Problem> List each line of the data in which the string "trend" appears.

==== Data records ====

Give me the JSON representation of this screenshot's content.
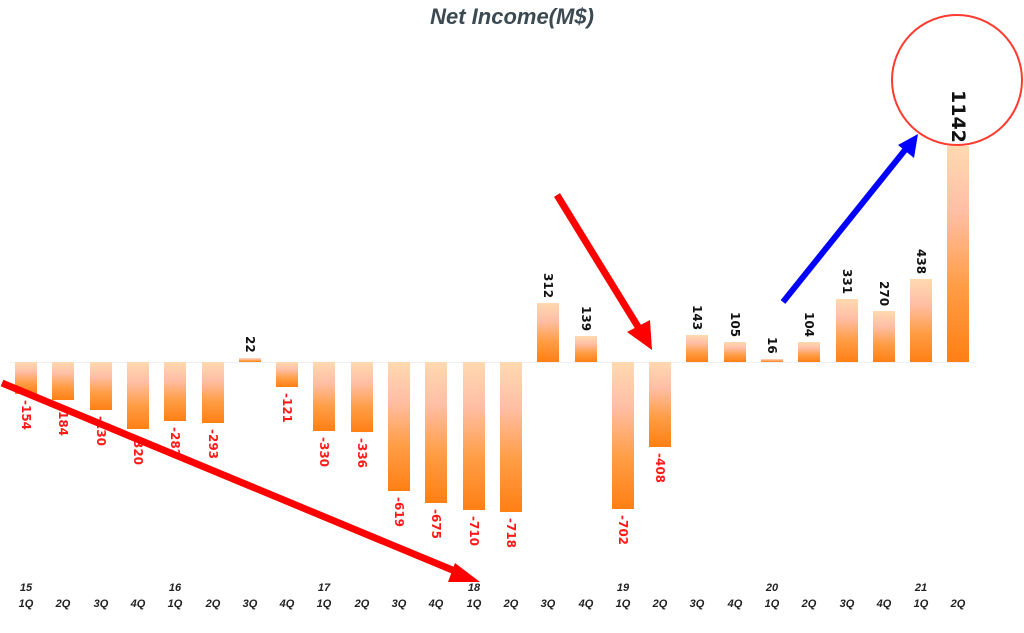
{
  "chart_data": {
    "type": "bar",
    "title": "Net Income(M$)",
    "xlabel": "",
    "ylabel": "",
    "grid": false,
    "legend": null,
    "categories": [
      "15 1Q",
      "15 2Q",
      "15 3Q",
      "15 4Q",
      "16 1Q",
      "16 2Q",
      "16 3Q",
      "16 4Q",
      "17 1Q",
      "17 2Q",
      "17 3Q",
      "17 4Q",
      "18 1Q",
      "18 2Q",
      "18 3Q",
      "18 4Q",
      "19 1Q",
      "19 2Q",
      "19 3Q",
      "19 4Q",
      "20 1Q",
      "20 2Q",
      "20 3Q",
      "20 4Q",
      "21 1Q",
      "21 2Q"
    ],
    "values": [
      -154,
      -184,
      -230,
      -320,
      -282,
      -293,
      22,
      -121,
      -330,
      -336,
      -619,
      -675,
      -710,
      -718,
      312,
      139,
      -702,
      -408,
      143,
      105,
      16,
      104,
      331,
      270,
      438,
      1142
    ],
    "value_labels": [
      "-154",
      "-184",
      "-230",
      "-320",
      "-282",
      "-293",
      "22",
      "-121",
      "-330",
      "-336",
      "-619",
      "-675",
      "-710",
      "-718",
      "312",
      "139",
      "-702",
      "-408",
      "143",
      "105",
      "16",
      "104",
      "331",
      "270",
      "438",
      "1142"
    ],
    "quarter_labels": [
      "1Q",
      "2Q",
      "3Q",
      "4Q",
      "1Q",
      "2Q",
      "3Q",
      "4Q",
      "1Q",
      "2Q",
      "3Q",
      "4Q",
      "1Q",
      "2Q",
      "3Q",
      "4Q",
      "1Q",
      "2Q",
      "3Q",
      "4Q",
      "1Q",
      "2Q",
      "3Q",
      "4Q",
      "1Q",
      "2Q"
    ],
    "year_labels": [
      {
        "index": 0,
        "label": "15"
      },
      {
        "index": 4,
        "label": "16"
      },
      {
        "index": 8,
        "label": "17"
      },
      {
        "index": 12,
        "label": "18"
      },
      {
        "index": 16,
        "label": "19"
      },
      {
        "index": 20,
        "label": "20"
      },
      {
        "index": 24,
        "label": "21"
      }
    ],
    "annotations": [
      {
        "type": "arrow",
        "color": "#ff0000",
        "from_index": 0,
        "to_index": 12,
        "meaning": "declining trend"
      },
      {
        "type": "arrow",
        "color": "#ff0000",
        "to_index": 17,
        "meaning": "drop"
      },
      {
        "type": "arrow",
        "color": "#0000ff",
        "from_index": 20,
        "to_index": 25,
        "meaning": "rising trend"
      },
      {
        "type": "circle",
        "color": "#ff3b30",
        "target_index": 25,
        "label": "1142"
      }
    ],
    "colors": {
      "bar_top": "#ffd9b0",
      "bar_bottom": "#ff7f14",
      "positive_label": "#111111",
      "negative_label": "#ff1a1a",
      "title": "#3b4a52"
    }
  }
}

====

Final result>
        "meaning": "declining trend"
        "meaning": "rising trend"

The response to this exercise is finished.